◆ **Task inputs**:
◇ ◇ ◇
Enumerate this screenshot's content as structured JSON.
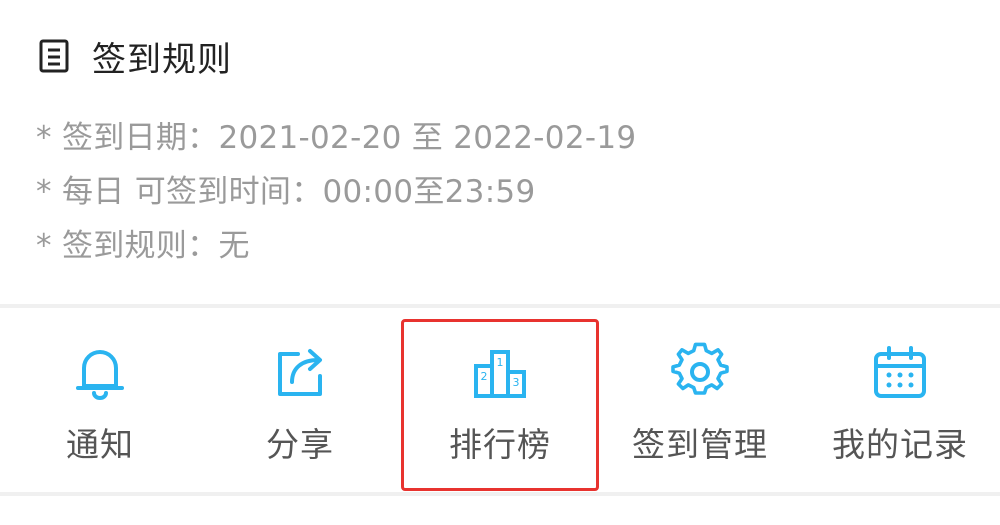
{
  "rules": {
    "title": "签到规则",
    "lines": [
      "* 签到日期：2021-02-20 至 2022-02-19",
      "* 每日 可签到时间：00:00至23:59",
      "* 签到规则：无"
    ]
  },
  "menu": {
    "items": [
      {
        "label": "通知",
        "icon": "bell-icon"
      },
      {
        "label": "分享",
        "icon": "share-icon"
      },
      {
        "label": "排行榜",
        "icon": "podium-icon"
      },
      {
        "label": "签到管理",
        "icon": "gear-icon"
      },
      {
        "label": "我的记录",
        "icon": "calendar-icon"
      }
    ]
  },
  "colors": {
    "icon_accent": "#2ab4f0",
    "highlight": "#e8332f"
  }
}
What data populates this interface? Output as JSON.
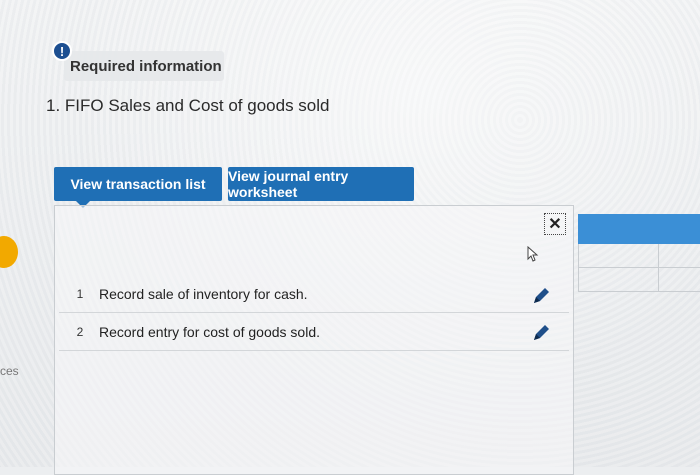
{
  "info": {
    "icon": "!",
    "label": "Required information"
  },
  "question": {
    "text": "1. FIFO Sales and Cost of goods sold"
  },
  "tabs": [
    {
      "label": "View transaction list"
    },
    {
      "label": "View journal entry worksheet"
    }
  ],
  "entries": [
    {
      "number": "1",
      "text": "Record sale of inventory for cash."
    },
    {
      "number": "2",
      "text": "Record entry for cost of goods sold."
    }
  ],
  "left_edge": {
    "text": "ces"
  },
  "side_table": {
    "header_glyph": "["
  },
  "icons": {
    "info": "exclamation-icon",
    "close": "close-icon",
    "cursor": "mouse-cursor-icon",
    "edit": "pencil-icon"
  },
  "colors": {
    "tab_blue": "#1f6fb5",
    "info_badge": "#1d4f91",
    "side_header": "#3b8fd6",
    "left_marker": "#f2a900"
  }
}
◇ ◇ ◇
◆ **Problem requirements**:
Except for the pictures, copy every line of the records above exactly.

◆ **Finished answer**:
Enumerate this screenshot's content as structured JSON.
{
  "rules": {
    "title": "签到规则",
    "lines": [
      "* 签到日期：2021-02-20 至 2022-02-19",
      "* 每日 可签到时间：00:00至23:59",
      "* 签到规则：无"
    ]
  },
  "menu": {
    "items": [
      {
        "label": "通知",
        "icon": "bell-icon"
      },
      {
        "label": "分享",
        "icon": "share-icon"
      },
      {
        "label": "排行榜",
        "icon": "podium-icon"
      },
      {
        "label": "签到管理",
        "icon": "gear-icon"
      },
      {
        "label": "我的记录",
        "icon": "calendar-icon"
      }
    ]
  },
  "colors": {
    "icon_accent": "#2ab4f0",
    "highlight": "#e8332f"
  }
}
What data populates this interface? Output as JSON.
{
  "info": {
    "icon": "!",
    "label": "Required information"
  },
  "question": {
    "text": "1. FIFO Sales and Cost of goods sold"
  },
  "tabs": [
    {
      "label": "View transaction list"
    },
    {
      "label": "View journal entry worksheet"
    }
  ],
  "entries": [
    {
      "number": "1",
      "text": "Record sale of inventory for cash."
    },
    {
      "number": "2",
      "text": "Record entry for cost of goods sold."
    }
  ],
  "left_edge": {
    "text": "ces"
  },
  "side_table": {
    "header_glyph": "["
  },
  "icons": {
    "info": "exclamation-icon",
    "close": "close-icon",
    "cursor": "mouse-cursor-icon",
    "edit": "pencil-icon"
  },
  "colors": {
    "tab_blue": "#1f6fb5",
    "info_badge": "#1d4f91",
    "side_header": "#3b8fd6",
    "left_marker": "#f2a900"
  }
}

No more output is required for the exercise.